─── DATA LISTING ───

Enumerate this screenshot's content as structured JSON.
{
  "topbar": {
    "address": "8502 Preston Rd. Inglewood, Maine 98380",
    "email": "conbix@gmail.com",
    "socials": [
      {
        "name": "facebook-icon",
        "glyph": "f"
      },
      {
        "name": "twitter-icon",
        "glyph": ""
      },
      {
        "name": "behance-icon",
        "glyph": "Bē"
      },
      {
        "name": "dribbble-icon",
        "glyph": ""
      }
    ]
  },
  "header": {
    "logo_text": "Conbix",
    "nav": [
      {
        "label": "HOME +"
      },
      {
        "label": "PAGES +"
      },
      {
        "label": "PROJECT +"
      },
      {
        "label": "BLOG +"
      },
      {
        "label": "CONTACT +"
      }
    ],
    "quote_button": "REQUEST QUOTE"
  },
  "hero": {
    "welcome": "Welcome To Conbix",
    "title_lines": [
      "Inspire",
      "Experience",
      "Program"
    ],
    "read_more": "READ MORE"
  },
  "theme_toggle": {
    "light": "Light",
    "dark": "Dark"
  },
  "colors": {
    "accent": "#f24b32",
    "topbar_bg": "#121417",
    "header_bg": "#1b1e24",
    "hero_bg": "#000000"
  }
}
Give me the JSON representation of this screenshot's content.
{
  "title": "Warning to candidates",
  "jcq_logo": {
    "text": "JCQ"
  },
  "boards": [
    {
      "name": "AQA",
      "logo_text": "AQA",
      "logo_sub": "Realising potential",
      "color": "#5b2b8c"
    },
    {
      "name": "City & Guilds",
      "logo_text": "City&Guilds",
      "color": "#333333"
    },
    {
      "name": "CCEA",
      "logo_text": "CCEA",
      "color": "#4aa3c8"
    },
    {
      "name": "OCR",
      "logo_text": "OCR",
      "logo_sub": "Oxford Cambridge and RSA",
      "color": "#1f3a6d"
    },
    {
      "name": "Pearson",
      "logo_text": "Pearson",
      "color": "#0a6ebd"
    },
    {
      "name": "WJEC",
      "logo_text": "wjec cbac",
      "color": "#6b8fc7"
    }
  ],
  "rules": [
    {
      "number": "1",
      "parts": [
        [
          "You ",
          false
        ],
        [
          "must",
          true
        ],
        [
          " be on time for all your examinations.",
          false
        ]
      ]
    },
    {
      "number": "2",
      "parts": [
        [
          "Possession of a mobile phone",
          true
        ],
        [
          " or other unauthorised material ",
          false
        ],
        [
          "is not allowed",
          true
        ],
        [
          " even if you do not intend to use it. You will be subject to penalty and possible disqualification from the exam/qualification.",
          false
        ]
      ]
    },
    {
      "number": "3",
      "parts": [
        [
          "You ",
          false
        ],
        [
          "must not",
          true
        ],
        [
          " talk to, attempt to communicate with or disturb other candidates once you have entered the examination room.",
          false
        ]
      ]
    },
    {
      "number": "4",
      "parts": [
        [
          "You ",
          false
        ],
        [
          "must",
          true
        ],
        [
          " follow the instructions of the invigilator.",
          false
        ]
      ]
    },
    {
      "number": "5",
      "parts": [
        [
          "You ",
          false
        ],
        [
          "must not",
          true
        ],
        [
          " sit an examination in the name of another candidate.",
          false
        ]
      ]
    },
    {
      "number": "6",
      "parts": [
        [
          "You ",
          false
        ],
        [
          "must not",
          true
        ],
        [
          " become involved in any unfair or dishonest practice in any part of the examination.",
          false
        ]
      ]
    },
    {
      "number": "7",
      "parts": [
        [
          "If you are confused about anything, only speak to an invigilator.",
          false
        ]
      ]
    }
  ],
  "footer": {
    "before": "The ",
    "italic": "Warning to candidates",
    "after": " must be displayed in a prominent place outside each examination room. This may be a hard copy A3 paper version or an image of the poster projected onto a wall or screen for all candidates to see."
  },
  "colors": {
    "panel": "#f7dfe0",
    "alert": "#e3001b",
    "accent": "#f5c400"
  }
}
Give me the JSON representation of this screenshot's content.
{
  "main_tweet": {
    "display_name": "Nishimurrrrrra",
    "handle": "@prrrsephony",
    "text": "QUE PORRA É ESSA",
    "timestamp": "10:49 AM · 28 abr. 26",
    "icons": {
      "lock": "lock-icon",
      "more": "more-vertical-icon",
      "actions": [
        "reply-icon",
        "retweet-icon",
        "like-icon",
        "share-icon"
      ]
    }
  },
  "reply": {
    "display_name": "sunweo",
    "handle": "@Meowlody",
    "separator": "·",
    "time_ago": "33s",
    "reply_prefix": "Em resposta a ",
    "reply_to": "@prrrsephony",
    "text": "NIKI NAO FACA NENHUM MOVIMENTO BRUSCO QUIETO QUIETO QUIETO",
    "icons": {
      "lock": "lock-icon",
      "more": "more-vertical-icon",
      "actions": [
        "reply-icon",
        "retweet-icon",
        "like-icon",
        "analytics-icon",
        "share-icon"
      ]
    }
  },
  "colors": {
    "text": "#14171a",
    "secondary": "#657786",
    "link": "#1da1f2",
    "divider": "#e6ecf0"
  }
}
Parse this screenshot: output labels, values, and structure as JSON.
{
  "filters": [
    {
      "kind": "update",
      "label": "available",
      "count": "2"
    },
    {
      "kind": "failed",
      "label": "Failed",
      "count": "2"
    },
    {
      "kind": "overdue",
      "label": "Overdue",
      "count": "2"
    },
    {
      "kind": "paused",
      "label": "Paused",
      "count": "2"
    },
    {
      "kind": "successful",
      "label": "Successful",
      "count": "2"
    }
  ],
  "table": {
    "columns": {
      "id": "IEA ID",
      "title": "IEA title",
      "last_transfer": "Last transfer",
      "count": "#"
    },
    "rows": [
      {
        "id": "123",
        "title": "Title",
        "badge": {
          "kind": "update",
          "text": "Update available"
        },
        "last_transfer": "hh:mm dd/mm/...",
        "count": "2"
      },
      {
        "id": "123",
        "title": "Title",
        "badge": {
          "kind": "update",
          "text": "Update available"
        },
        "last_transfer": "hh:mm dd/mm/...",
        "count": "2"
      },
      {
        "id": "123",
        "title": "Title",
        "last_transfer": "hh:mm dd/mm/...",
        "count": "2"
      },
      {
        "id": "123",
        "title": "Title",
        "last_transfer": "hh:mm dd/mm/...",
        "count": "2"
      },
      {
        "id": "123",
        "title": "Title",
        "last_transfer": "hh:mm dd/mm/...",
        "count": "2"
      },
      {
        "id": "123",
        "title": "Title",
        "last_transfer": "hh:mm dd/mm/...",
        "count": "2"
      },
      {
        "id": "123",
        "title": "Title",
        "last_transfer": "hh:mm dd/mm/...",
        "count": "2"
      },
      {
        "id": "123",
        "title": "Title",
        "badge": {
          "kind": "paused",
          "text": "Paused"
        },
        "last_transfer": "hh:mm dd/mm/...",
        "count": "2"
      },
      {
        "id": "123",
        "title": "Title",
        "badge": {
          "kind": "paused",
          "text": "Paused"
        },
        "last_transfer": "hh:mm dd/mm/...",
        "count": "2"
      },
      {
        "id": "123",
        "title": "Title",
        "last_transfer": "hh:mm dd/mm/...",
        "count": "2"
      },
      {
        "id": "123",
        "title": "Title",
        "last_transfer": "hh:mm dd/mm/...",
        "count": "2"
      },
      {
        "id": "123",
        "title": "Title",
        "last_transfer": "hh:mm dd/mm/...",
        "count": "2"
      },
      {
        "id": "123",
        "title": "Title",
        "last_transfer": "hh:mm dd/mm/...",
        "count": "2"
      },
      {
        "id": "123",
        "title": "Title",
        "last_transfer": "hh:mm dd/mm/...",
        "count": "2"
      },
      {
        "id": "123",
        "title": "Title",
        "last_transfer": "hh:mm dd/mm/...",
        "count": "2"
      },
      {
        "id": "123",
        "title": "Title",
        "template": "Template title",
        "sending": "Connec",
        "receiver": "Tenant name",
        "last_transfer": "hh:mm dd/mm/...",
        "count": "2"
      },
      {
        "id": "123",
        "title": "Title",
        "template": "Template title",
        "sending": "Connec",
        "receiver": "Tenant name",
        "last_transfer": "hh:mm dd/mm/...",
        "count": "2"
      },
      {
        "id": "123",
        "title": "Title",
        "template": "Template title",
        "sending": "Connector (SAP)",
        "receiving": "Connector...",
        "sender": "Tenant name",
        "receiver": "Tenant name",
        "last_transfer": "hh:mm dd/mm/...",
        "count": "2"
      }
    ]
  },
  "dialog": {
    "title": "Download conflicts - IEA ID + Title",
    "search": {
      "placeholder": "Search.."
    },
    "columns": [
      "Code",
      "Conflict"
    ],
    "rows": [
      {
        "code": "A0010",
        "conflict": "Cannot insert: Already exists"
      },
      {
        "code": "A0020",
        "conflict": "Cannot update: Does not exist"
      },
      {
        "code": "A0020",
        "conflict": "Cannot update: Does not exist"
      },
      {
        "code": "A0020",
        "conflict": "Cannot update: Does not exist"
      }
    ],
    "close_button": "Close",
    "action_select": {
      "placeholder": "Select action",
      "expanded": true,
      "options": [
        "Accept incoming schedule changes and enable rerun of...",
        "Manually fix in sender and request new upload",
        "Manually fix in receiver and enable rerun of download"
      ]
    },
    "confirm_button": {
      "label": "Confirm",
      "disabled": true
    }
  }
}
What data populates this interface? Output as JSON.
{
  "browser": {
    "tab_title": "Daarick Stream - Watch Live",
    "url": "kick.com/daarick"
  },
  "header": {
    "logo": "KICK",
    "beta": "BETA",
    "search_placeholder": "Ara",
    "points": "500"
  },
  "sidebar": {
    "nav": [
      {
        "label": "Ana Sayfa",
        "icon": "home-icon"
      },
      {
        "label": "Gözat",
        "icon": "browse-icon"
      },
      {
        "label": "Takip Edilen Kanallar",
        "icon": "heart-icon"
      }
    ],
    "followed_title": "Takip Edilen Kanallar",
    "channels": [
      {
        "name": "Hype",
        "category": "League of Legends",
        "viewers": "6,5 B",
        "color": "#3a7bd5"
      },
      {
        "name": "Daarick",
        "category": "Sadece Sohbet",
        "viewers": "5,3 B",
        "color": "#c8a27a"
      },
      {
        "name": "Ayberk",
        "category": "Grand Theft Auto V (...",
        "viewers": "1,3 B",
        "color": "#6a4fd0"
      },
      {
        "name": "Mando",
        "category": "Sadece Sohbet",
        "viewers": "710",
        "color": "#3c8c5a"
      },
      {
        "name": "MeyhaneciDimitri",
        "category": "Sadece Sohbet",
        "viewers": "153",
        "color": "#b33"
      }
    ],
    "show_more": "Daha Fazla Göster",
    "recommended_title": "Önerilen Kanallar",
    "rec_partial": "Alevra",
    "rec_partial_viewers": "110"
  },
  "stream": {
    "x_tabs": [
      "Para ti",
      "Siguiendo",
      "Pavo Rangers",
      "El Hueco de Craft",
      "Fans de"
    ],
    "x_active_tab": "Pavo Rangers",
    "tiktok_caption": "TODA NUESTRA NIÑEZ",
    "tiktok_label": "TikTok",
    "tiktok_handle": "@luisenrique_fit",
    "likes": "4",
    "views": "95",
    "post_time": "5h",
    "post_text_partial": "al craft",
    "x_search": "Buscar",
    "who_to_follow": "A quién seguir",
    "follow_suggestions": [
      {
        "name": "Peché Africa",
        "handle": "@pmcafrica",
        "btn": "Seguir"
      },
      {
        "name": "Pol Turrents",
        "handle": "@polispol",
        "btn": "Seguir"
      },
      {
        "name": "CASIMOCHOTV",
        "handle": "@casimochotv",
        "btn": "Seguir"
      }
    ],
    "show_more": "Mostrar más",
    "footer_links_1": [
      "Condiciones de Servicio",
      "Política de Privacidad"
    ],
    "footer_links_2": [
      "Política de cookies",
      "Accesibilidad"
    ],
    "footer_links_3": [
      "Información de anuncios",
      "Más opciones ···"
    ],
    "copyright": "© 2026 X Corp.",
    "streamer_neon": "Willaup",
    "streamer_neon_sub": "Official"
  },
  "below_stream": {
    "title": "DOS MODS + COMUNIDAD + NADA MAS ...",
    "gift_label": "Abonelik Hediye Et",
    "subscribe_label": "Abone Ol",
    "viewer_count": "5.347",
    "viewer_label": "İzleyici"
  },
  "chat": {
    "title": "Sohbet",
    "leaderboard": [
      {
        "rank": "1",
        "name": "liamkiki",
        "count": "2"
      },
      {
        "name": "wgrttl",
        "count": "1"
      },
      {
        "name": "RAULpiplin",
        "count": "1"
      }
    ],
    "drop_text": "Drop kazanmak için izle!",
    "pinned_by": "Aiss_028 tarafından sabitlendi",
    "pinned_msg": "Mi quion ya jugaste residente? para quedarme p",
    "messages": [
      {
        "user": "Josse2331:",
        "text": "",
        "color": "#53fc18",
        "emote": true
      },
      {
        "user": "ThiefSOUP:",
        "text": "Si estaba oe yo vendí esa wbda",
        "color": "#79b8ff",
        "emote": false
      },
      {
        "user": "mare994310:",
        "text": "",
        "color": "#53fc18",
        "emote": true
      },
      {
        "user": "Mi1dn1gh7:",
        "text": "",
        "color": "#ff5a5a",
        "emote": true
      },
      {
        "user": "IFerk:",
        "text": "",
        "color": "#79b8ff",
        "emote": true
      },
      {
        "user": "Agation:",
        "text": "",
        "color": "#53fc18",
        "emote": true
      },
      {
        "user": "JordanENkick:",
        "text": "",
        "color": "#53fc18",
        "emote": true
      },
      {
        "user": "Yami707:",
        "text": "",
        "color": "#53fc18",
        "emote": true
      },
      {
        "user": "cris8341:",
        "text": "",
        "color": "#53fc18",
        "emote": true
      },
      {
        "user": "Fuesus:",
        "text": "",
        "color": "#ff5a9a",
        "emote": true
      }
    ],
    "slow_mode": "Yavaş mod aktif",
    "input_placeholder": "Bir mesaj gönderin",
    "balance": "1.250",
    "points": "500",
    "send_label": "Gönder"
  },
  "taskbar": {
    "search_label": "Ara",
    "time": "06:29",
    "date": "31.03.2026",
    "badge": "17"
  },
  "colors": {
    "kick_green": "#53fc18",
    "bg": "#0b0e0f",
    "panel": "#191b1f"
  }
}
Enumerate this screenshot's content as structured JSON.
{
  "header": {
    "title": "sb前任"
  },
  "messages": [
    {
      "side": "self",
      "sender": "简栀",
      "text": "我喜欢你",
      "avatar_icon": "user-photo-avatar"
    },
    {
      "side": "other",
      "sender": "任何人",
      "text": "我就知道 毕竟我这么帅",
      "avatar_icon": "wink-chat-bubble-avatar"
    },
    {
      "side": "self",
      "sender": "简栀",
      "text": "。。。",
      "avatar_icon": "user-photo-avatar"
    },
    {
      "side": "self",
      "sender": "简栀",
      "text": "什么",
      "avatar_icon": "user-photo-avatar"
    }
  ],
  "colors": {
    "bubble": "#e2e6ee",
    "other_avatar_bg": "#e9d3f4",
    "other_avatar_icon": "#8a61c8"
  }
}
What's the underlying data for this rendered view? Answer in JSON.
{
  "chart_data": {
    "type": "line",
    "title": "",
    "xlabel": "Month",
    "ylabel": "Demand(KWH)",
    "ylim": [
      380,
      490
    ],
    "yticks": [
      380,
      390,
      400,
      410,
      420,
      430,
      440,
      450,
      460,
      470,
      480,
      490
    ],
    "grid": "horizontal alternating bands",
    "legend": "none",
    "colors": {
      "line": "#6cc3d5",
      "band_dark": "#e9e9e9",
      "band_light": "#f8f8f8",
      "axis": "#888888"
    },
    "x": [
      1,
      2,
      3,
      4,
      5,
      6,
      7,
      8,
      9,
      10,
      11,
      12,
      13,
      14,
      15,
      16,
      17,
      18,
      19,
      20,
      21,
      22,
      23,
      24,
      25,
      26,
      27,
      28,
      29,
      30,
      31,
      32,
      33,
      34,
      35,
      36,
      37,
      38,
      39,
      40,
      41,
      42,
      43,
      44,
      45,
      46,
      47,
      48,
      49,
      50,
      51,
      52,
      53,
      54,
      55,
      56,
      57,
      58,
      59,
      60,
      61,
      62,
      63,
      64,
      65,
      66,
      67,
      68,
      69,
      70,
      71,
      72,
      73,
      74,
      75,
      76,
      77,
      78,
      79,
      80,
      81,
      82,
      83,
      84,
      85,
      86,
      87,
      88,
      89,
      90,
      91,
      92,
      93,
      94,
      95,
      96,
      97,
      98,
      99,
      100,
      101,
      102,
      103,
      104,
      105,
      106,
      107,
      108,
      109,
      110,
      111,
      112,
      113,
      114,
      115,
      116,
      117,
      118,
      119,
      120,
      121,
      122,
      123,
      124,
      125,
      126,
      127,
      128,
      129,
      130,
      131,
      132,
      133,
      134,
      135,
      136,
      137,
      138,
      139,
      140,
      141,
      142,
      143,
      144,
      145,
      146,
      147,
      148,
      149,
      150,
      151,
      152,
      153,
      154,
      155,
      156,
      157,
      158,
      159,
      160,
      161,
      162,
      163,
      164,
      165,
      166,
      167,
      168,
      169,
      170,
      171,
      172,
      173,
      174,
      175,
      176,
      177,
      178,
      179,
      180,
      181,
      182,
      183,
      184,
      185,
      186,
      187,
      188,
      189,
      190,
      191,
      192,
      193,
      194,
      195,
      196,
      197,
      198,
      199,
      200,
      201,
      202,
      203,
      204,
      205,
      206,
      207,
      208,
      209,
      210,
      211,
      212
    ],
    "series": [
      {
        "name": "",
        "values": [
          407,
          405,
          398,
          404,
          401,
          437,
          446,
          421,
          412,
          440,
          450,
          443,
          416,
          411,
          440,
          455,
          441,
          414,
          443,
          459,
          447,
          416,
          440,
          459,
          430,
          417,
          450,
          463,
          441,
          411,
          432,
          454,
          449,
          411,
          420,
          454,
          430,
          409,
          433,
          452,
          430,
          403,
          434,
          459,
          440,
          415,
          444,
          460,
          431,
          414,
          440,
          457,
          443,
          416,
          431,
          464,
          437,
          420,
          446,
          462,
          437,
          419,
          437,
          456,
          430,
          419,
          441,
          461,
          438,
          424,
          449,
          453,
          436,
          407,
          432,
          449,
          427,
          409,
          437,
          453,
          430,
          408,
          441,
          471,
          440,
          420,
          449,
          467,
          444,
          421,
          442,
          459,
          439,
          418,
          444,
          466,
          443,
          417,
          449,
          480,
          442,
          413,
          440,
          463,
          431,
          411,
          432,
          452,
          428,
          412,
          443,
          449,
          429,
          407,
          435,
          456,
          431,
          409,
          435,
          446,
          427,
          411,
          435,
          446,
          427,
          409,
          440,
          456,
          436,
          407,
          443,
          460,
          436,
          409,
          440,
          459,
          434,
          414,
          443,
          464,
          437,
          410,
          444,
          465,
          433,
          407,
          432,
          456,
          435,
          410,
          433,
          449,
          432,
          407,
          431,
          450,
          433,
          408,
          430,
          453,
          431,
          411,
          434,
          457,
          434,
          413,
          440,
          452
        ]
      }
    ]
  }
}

───

SHORT PROBLEM:
Using the listing above, return all lines where the word "bubble" occurs.

THE OUTPUT:
      "avatar_icon": "wink-chat-bubble-avatar"
    "bubble": "#e2e6ee",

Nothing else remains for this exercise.